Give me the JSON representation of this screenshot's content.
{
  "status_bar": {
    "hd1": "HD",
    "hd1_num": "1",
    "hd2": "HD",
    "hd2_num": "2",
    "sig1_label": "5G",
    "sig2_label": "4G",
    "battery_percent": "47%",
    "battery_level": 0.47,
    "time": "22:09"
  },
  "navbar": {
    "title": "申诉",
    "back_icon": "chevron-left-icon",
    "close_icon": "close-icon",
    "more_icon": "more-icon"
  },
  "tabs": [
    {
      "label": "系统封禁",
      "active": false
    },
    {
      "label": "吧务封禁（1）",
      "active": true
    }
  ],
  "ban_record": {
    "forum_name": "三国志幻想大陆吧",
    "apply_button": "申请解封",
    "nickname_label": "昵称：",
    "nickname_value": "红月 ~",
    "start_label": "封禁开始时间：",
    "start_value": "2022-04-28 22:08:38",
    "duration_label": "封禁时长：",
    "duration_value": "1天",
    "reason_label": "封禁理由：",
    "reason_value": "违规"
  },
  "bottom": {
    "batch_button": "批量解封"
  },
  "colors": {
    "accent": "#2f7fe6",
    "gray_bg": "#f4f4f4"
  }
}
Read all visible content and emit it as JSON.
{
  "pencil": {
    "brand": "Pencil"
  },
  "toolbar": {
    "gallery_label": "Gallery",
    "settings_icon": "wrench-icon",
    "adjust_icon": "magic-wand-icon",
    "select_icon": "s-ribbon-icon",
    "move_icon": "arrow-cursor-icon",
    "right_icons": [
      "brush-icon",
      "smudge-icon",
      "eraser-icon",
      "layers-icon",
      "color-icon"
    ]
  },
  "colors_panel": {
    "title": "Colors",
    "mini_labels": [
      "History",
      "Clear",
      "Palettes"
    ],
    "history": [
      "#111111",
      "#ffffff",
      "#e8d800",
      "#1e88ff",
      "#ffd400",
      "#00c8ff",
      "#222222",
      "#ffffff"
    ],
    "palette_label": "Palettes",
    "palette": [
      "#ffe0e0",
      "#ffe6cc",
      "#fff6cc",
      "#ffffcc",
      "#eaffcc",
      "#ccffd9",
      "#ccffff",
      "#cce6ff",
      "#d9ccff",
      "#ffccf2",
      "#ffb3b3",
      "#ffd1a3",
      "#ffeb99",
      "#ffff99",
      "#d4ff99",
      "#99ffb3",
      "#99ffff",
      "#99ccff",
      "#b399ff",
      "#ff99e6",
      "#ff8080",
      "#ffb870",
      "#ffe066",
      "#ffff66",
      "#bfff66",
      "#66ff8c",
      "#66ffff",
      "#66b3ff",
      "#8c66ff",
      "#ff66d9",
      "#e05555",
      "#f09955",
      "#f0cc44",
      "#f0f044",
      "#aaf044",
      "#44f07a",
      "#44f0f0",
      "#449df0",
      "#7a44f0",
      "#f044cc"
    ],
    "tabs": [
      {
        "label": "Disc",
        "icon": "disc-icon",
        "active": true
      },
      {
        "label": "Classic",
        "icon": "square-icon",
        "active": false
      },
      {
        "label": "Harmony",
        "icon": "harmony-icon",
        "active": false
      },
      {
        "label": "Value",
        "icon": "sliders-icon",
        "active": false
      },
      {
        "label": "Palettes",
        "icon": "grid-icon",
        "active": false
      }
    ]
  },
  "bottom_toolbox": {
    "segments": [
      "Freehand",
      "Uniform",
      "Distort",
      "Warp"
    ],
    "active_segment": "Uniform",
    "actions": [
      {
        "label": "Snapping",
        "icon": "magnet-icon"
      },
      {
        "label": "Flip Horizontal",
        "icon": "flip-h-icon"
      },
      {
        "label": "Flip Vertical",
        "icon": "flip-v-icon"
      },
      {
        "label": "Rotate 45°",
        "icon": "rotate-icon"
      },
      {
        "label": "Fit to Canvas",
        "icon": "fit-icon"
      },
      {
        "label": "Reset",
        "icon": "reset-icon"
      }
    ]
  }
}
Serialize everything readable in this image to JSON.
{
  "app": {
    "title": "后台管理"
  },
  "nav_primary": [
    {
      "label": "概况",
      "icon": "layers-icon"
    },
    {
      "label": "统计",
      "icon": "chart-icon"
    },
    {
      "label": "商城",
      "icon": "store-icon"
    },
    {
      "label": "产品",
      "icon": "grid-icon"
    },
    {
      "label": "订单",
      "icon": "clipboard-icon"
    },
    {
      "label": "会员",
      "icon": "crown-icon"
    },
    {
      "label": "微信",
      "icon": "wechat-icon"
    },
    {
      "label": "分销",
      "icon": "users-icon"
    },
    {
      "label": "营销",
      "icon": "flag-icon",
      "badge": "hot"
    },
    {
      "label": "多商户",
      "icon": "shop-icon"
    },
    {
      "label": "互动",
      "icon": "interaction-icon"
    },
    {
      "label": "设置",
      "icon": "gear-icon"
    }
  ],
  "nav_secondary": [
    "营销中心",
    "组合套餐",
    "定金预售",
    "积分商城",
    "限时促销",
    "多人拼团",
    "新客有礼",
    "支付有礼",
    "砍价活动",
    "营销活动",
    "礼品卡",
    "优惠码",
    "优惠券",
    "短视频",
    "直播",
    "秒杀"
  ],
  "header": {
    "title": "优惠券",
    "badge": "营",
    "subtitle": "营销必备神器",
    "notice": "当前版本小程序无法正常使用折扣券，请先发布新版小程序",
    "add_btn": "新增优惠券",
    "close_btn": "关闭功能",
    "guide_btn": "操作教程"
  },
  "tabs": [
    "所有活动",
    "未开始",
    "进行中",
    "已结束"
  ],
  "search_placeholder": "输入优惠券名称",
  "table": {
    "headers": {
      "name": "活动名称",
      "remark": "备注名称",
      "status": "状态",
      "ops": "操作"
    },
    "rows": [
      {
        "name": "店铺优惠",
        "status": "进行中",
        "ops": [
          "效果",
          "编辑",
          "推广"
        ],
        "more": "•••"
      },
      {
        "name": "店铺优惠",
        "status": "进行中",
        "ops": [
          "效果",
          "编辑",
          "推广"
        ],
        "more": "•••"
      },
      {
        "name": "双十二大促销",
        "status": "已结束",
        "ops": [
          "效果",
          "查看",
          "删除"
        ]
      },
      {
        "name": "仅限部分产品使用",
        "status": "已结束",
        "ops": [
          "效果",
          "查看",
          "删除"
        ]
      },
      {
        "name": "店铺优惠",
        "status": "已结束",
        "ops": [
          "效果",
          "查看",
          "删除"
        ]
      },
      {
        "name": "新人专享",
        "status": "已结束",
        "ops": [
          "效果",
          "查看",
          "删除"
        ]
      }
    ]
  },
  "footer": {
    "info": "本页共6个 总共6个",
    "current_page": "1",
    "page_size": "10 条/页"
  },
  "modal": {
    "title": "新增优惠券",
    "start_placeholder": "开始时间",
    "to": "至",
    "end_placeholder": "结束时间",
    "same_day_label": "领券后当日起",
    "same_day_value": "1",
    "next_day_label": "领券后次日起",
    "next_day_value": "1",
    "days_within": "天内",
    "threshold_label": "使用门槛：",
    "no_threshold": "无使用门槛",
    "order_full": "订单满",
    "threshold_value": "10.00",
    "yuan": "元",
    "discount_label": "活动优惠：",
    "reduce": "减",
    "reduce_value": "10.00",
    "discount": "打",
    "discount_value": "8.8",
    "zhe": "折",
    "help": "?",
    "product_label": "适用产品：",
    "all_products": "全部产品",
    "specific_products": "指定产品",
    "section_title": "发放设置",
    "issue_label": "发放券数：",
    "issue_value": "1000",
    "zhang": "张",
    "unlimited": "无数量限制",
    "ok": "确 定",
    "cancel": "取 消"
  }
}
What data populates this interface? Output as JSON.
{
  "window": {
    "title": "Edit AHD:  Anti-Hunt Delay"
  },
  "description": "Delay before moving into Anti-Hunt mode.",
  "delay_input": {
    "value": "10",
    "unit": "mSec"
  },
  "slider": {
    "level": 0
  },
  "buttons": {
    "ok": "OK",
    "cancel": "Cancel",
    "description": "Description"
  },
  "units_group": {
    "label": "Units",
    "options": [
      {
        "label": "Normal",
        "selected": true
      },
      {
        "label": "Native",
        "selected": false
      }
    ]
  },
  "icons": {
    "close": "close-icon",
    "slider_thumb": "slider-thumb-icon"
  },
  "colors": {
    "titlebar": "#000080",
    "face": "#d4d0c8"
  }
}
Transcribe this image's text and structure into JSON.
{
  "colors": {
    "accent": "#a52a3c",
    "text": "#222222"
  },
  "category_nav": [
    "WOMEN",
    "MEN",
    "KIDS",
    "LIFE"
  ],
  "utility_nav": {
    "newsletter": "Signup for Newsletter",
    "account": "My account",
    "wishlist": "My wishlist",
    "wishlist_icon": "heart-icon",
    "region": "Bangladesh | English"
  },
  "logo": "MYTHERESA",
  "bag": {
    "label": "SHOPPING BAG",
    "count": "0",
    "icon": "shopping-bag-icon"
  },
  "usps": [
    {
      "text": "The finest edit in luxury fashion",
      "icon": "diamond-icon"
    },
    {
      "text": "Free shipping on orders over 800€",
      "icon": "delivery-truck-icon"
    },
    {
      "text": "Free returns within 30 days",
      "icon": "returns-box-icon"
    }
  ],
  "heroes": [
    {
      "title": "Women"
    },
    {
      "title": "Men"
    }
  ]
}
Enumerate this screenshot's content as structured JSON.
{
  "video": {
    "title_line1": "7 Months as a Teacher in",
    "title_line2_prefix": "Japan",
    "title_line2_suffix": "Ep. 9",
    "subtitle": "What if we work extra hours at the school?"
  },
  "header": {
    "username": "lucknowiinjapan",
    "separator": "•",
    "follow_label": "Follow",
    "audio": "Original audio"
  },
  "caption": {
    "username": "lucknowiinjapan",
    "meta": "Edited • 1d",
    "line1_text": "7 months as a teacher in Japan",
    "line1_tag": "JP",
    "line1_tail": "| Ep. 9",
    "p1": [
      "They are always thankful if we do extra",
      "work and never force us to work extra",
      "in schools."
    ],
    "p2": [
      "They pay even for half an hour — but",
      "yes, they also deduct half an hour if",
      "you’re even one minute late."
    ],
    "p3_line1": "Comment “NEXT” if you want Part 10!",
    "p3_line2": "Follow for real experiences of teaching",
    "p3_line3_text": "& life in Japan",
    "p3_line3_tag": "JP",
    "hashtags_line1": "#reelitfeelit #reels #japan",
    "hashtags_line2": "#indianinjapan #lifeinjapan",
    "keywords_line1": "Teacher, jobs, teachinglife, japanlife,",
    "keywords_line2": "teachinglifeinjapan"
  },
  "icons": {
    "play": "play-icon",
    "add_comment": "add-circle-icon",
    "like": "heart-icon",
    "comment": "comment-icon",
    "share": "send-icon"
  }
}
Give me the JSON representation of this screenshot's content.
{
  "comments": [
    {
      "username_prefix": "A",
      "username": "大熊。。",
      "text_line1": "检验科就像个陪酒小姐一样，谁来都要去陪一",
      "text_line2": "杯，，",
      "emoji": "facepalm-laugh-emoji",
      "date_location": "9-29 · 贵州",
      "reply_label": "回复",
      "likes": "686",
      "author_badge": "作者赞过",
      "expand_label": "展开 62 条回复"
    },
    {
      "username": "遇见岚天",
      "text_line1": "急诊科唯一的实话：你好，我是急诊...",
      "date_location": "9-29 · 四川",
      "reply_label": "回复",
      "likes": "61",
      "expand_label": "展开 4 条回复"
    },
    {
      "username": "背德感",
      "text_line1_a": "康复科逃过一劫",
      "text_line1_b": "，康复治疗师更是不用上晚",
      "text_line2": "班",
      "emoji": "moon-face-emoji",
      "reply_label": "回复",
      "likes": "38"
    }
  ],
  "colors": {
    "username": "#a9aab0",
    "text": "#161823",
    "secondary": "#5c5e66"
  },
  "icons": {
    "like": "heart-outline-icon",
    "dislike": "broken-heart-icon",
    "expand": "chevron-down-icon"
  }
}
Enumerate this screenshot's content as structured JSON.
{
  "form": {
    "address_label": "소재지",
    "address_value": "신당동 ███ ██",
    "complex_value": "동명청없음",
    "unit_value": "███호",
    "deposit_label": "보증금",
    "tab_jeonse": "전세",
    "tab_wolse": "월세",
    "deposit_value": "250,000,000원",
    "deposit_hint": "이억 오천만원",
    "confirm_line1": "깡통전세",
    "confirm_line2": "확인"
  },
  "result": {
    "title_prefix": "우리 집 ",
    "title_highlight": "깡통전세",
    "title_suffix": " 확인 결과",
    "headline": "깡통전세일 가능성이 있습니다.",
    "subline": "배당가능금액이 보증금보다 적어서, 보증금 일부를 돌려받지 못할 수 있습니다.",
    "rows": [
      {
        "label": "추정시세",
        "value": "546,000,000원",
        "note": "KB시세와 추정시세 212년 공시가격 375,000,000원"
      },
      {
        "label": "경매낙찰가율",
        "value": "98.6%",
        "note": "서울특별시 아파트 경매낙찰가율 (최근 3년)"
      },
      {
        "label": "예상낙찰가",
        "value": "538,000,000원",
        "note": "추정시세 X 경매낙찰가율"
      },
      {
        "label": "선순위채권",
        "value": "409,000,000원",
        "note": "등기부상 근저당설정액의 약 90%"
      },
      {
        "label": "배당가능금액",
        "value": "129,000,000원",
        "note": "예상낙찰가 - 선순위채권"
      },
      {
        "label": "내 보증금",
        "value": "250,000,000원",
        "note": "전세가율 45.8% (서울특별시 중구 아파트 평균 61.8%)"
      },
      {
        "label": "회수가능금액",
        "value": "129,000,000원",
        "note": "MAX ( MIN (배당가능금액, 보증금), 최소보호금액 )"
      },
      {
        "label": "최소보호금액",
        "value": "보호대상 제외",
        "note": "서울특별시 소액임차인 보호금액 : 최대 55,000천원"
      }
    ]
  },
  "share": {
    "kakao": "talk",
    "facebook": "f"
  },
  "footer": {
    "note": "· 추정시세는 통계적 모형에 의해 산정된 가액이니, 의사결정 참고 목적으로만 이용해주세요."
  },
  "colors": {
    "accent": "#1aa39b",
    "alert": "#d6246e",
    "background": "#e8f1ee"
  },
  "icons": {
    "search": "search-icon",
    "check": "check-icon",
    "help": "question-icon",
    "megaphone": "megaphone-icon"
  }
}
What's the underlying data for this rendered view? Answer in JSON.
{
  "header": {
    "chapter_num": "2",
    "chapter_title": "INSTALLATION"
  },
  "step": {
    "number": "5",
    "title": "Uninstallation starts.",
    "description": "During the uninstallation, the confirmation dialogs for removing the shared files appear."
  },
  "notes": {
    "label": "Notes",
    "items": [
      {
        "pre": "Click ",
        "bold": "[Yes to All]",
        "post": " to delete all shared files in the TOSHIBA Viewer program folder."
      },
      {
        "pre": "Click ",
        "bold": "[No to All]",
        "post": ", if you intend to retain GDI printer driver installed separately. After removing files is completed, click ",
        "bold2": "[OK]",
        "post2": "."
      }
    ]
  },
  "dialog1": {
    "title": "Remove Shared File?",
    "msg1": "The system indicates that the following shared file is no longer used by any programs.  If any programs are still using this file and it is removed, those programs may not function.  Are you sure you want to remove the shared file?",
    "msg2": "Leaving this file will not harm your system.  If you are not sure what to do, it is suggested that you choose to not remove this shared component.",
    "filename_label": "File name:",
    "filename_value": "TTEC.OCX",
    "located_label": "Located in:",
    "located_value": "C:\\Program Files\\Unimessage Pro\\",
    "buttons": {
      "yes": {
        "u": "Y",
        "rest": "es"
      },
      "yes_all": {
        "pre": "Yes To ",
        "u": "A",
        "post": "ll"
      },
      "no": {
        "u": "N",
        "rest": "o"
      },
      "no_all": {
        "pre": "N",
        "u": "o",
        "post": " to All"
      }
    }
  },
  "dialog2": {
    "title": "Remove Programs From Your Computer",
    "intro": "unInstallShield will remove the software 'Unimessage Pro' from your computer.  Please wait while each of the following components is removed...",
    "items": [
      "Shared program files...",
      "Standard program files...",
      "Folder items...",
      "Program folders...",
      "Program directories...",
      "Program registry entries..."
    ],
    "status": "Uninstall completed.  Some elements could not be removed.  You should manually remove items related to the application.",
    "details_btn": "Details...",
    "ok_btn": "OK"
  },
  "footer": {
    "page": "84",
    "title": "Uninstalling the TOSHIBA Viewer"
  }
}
★ ★ ★ ★ ★ ★ ★
■ **WHAT YOU WILL DO**: Find how many lines of the listing include the string "Anti" and give that number, nothing else.

■ **FULL OUTPUT**: 2